• Objective:
Reproduce every one of the entries below word for word, but leave the pictures out.
--- START Dataset records ---
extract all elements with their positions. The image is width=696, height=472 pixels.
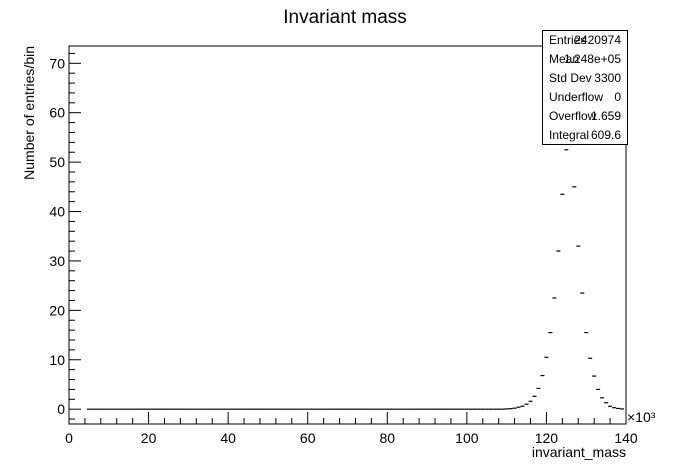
stats-entries-name: Entries bbox=[549, 33, 587, 47]
y-tick-label: 0 bbox=[57, 401, 65, 417]
x-tick-label: 40 bbox=[220, 430, 236, 446]
stats-overflow-value: 1.659 bbox=[590, 109, 621, 123]
axis-tick-labels: 0 20 40 60 80 100 120 140 0 10 20 30 40 50 60 70 bbox=[49, 55, 637, 446]
plot-frame bbox=[68, 45, 627, 425]
y-tick-label: 50 bbox=[49, 154, 65, 170]
x-tick-label: 80 bbox=[379, 430, 395, 446]
stats-entries-value: 2420974 bbox=[574, 33, 621, 47]
x-axis-label: invariant_mass bbox=[532, 444, 626, 460]
data-points bbox=[86, 119, 625, 410]
stats-row-underflow: Underflow 0 bbox=[549, 88, 621, 106]
stats-overflow-name: Overflow bbox=[549, 109, 597, 123]
stats-underflow-name: Underflow bbox=[549, 90, 604, 104]
x-tick-label: 100 bbox=[455, 430, 479, 446]
stats-std-dev-name: Std Dev bbox=[549, 71, 592, 85]
stats-box: Entries 2420974 Mean 1.248e+05 Std Dev 3… bbox=[542, 30, 628, 145]
y-tick-label: 60 bbox=[49, 105, 65, 121]
y-tick-label: 10 bbox=[49, 352, 65, 368]
y-tick-label: 30 bbox=[49, 253, 65, 269]
stats-row-std-dev: Std Dev 3300 bbox=[549, 69, 621, 87]
stats-row-integral: Integral 609.6 bbox=[549, 126, 621, 144]
x-axis-exponent: ×10³ bbox=[627, 409, 656, 425]
x-tick-label: 60 bbox=[300, 430, 316, 446]
axis-ticks bbox=[68, 52, 627, 424]
chart-title: Invariant mass bbox=[283, 7, 407, 28]
stats-underflow-value: 0 bbox=[614, 90, 621, 104]
stats-mean-name: Mean bbox=[549, 52, 580, 66]
stats-row-mean: Mean 1.248e+05 bbox=[549, 50, 621, 68]
y-tick-label: 20 bbox=[49, 302, 65, 318]
stats-row-entries: Entries 2420974 bbox=[549, 31, 621, 49]
stats-integral-value: 609.6 bbox=[590, 128, 621, 142]
stats-integral-name: Integral bbox=[549, 128, 590, 142]
y-tick-label: 70 bbox=[49, 55, 65, 71]
x-tick-label: 20 bbox=[141, 430, 157, 446]
y-tick-label: 40 bbox=[49, 204, 65, 220]
stats-mean-value: 1.248e+05 bbox=[563, 52, 621, 66]
x-tick-label: 0 bbox=[65, 430, 73, 446]
stats-std-dev-value: 3300 bbox=[594, 71, 621, 85]
y-axis-label: Number of entries/bin bbox=[21, 46, 37, 180]
x-tick-label: 120 bbox=[535, 430, 559, 446]
x-tick-label: 140 bbox=[614, 430, 638, 446]
stats-row-overflow: Overflow 1.659 bbox=[549, 107, 621, 125]
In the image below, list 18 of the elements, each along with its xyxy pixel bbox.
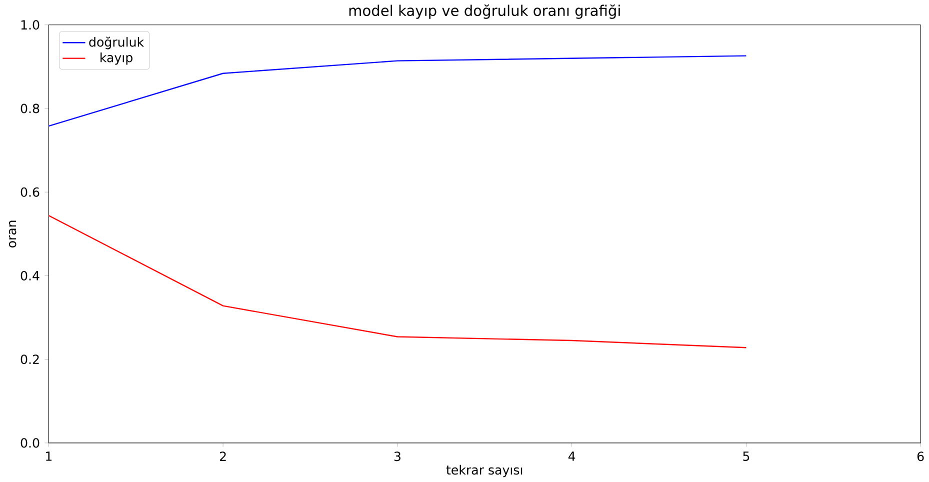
--- END Dataset records ---
• Task solution:
extract all elements with their positions. The image is width=696, height=472 pixels.
stats-entries-name: Entries bbox=[549, 33, 587, 47]
y-tick-label: 0 bbox=[57, 401, 65, 417]
x-tick-label: 40 bbox=[220, 430, 236, 446]
stats-overflow-value: 1.659 bbox=[590, 109, 621, 123]
axis-tick-labels: 0 20 40 60 80 100 120 140 0 10 20 30 40 50 60 70 bbox=[49, 55, 637, 446]
plot-frame bbox=[68, 45, 627, 425]
y-tick-label: 50 bbox=[49, 154, 65, 170]
x-tick-label: 80 bbox=[379, 430, 395, 446]
stats-entries-value: 2420974 bbox=[574, 33, 621, 47]
x-axis-label: invariant_mass bbox=[532, 444, 626, 460]
data-points bbox=[86, 119, 625, 410]
stats-row-underflow: Underflow 0 bbox=[549, 88, 621, 106]
stats-overflow-name: Overflow bbox=[549, 109, 597, 123]
stats-underflow-name: Underflow bbox=[549, 90, 604, 104]
x-tick-label: 100 bbox=[455, 430, 479, 446]
stats-std-dev-name: Std Dev bbox=[549, 71, 592, 85]
stats-box: Entries 2420974 Mean 1.248e+05 Std Dev 3… bbox=[542, 30, 628, 145]
y-tick-label: 60 bbox=[49, 105, 65, 121]
y-tick-label: 10 bbox=[49, 352, 65, 368]
y-tick-label: 30 bbox=[49, 253, 65, 269]
stats-row-std-dev: Std Dev 3300 bbox=[549, 69, 621, 87]
stats-row-integral: Integral 609.6 bbox=[549, 126, 621, 144]
x-axis-exponent: ×10³ bbox=[627, 409, 656, 425]
x-tick-label: 60 bbox=[300, 430, 316, 446]
axis-ticks bbox=[68, 52, 627, 424]
chart-title: Invariant mass bbox=[283, 7, 407, 28]
stats-underflow-value: 0 bbox=[614, 90, 621, 104]
stats-mean-name: Mean bbox=[549, 52, 580, 66]
stats-row-mean: Mean 1.248e+05 bbox=[549, 50, 621, 68]
y-tick-label: 20 bbox=[49, 302, 65, 318]
stats-row-entries: Entries 2420974 bbox=[549, 31, 621, 49]
stats-integral-value: 609.6 bbox=[590, 128, 621, 142]
stats-integral-name: Integral bbox=[549, 128, 590, 142]
y-tick-label: 70 bbox=[49, 55, 65, 71]
x-tick-label: 20 bbox=[141, 430, 157, 446]
y-tick-label: 40 bbox=[49, 204, 65, 220]
stats-mean-value: 1.248e+05 bbox=[563, 52, 621, 66]
x-tick-label: 0 bbox=[65, 430, 73, 446]
stats-std-dev-value: 3300 bbox=[594, 71, 621, 85]
y-axis-label: Number of entries/bin bbox=[21, 46, 37, 180]
x-tick-label: 120 bbox=[535, 430, 559, 446]
x-tick-label: 140 bbox=[614, 430, 638, 446]
stats-row-overflow: Overflow 1.659 bbox=[549, 107, 621, 125]
In the image below, list 18 of the elements, each along with its xyxy pixel bbox.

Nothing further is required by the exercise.